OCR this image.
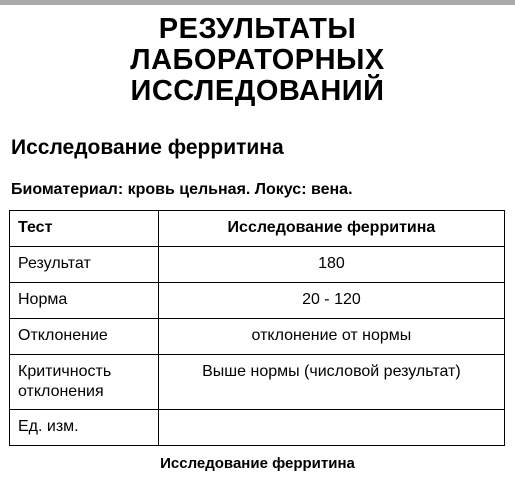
РЕЗУЛЬТАТЫ
ЛАБОРАТОРНЫХ
ИССЛЕДОВАНИЙ
Исследование ферритина
Биоматериал: кровь цельная. Локус: вена.
Тест	Исследование ферритина
Результат	180
Норма	20 - 120
Отклонение	отклонение от нормы
Критичность отклонения	Выше нормы (числовой результат)
Ед. изм.	
Исследование ферритина
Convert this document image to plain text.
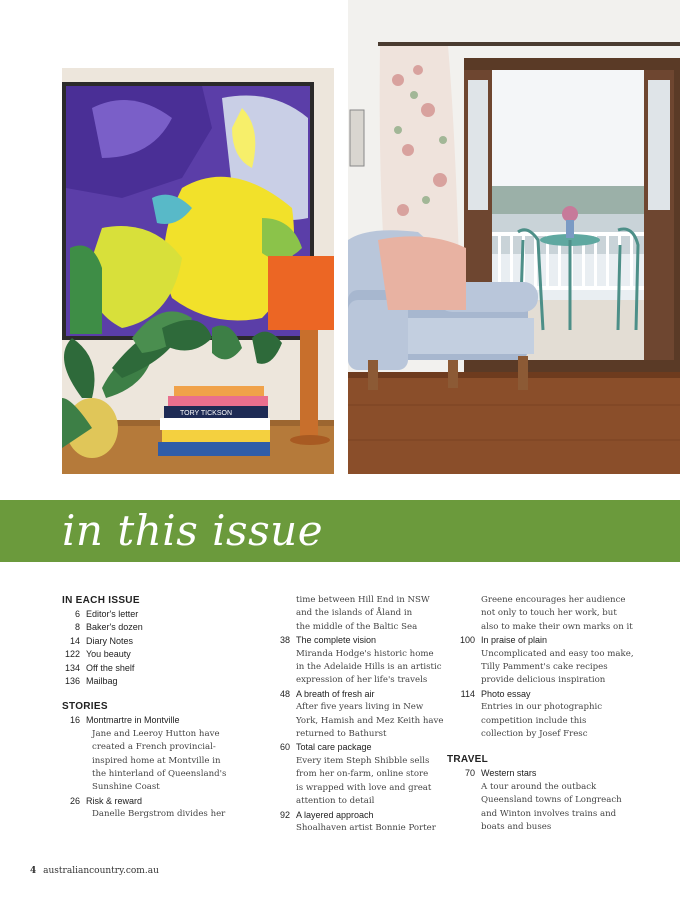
TORY TICKSON
in this issue
IN EACH ISSUE
6 Editor's letter
8 Baker's dozen
14 Diary Notes
122 You beauty
134 Off the shelf
136 Mailbag
STORIES
16 Montmartre in Montville
Jane and Leeroy Hutton have
created a French provincial-
inspired home at Montville in
the hinterland of Queensland's
Sunshine Coast
26 Risk & reward
Danelle Bergstrom divides her
time between Hill End in NSW
and the islands of Åland in
the middle of the Baltic Sea
38 The complete vision
Miranda Hodge's historic home
in the Adelaide Hills is an artistic
expression of her life's travels
48 A breath of fresh air
After five years living in New
York, Hamish and Mez Keith have
returned to Bathurst
60 Total care package
Every item Steph Shibble sells
from her on-farm, online store
is wrapped with love and great
attention to detail
92 A layered approach
Shoalhaven artist Bonnie Porter
Greene encourages her audience
not only to touch her work, but
also to make their own marks on it
100 In praise of plain
Uncomplicated and easy too make,
Tilly Pamment's cake recipes
provide delicious inspiration
114 Photo essay
Entries in our photographic
competition include this
collection by Josef Fresc
TRAVEL
70 Western stars
A tour around the outback
Queensland towns of Longreach
and Winton involves trains and
boats and buses
4 australiancountry.com.au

_WHAT THE EXERCISE ASKS_
Copy out the listing exactly as it stands, but not the pictures.

_OUTPUT_
OCR this image.
РЕЗУЛЬТАТЫ
ЛАБОРАТОРНЫХ
ИССЛЕДОВАНИЙ
Исследование ферритина
Биоматериал: кровь цельная. Локус: вена.
Тест	Исследование ферритина
Результат	180
Норма	20 - 120
Отклонение	отклонение от нормы
Критичность отклонения	Выше нормы (числовой результат)
Ед. изм.	
Исследование ферритина
Convert this document image to plain text.
TORY TICKSON
in this issue
IN EACH ISSUE
6 Editor's letter
8 Baker's dozen
14 Diary Notes
122 You beauty
134 Off the shelf
136 Mailbag
STORIES
16 Montmartre in Montville
Jane and Leeroy Hutton have
created a French provincial-
inspired home at Montville in
the hinterland of Queensland's
Sunshine Coast
26 Risk & reward
Danelle Bergstrom divides her
time between Hill End in NSW
and the islands of Åland in
the middle of the Baltic Sea
38 The complete vision
Miranda Hodge's historic home
in the Adelaide Hills is an artistic
expression of her life's travels
48 A breath of fresh air
After five years living in New
York, Hamish and Mez Keith have
returned to Bathurst
60 Total care package
Every item Steph Shibble sells
from her on-farm, online store
is wrapped with love and great
attention to detail
92 A layered approach
Shoalhaven artist Bonnie Porter
Greene encourages her audience
not only to touch her work, but
also to make their own marks on it
100 In praise of plain
Uncomplicated and easy too make,
Tilly Pamment's cake recipes
provide delicious inspiration
114 Photo essay
Entries in our photographic
competition include this
collection by Josef Fresc
TRAVEL
70 Western stars
A tour around the outback
Queensland towns of Longreach
and Winton involves trains and
boats and buses
4 australiancountry.com.au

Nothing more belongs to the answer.